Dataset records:
** Start **
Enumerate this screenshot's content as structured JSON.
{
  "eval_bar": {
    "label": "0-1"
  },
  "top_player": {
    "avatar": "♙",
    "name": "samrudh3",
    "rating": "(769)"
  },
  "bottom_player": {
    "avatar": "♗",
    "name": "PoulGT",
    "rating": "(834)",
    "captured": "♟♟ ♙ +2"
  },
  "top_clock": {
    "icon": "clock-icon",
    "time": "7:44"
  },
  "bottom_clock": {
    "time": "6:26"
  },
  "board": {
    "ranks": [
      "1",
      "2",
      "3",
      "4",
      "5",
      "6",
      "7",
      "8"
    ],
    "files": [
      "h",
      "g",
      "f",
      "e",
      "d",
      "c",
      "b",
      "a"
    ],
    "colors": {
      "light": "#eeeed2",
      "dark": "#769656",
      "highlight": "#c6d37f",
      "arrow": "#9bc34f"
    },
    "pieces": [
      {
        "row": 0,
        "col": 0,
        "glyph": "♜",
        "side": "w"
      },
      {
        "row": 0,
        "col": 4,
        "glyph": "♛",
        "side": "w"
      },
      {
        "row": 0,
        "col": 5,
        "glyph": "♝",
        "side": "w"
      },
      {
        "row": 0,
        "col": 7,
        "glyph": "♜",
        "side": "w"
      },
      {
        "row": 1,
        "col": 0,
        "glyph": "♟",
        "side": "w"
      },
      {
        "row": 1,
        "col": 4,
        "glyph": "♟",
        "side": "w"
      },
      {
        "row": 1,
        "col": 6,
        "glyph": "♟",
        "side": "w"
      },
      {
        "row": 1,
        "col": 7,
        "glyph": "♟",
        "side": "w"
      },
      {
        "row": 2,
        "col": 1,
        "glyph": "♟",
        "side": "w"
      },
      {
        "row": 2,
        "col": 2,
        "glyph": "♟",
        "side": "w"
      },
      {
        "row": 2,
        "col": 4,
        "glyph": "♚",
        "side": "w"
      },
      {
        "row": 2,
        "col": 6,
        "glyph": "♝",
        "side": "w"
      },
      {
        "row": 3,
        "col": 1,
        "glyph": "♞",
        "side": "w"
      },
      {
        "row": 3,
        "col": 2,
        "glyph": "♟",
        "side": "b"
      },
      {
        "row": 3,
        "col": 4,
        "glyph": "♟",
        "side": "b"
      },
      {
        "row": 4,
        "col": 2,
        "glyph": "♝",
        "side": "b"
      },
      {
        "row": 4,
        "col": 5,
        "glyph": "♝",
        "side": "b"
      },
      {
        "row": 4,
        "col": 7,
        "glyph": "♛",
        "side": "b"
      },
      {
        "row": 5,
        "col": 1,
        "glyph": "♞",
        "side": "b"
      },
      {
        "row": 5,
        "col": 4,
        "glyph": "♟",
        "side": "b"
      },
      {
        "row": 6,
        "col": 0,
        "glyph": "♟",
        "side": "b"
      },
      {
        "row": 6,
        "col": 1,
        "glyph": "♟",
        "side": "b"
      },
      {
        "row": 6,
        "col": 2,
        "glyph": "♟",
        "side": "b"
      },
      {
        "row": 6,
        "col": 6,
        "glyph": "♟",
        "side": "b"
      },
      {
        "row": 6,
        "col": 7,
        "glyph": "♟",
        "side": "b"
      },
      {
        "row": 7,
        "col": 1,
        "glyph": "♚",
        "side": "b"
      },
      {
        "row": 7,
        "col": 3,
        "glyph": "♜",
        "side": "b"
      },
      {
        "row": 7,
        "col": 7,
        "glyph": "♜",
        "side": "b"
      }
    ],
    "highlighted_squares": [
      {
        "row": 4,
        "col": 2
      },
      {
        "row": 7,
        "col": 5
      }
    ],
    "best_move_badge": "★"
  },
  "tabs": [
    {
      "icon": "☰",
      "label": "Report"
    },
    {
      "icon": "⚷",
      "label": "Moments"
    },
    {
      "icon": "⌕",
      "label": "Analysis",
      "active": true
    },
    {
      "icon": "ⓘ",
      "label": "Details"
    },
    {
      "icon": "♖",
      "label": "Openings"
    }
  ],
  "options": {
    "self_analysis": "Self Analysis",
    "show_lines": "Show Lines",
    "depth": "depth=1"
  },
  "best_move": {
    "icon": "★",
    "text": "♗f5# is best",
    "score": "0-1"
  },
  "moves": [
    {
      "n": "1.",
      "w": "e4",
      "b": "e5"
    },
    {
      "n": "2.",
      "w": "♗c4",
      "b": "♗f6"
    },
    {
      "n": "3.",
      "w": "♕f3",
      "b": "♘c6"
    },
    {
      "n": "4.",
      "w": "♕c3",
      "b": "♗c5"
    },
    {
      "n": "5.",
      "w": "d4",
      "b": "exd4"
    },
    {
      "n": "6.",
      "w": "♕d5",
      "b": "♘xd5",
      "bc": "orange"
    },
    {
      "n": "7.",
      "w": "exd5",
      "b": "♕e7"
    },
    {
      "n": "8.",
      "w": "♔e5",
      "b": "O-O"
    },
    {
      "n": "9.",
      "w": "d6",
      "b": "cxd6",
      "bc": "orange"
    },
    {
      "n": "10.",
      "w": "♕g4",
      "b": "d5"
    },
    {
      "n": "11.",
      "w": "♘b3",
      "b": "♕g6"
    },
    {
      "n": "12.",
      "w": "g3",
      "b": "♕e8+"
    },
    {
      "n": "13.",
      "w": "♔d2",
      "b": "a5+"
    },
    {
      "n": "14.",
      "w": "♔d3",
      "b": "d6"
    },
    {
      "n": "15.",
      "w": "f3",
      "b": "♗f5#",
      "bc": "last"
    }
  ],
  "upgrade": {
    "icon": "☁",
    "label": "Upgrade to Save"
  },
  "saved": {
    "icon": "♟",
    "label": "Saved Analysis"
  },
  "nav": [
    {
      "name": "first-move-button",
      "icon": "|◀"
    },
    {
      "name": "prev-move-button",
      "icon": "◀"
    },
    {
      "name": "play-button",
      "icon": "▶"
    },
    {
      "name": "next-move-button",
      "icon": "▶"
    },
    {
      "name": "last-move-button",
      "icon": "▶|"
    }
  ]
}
** End **
* SET EXERCISE *
Write out every line of the entries that holds the word "label".

* EXPECTED OUTPUT *
    "label": "0-1"
      "label": "Report"
      "label": "Moments"
      "label": "Analysis",
      "label": "Details"
      "label": "Openings"
    "label": "Upgrade to Save"
    "label": "Saved Analysis"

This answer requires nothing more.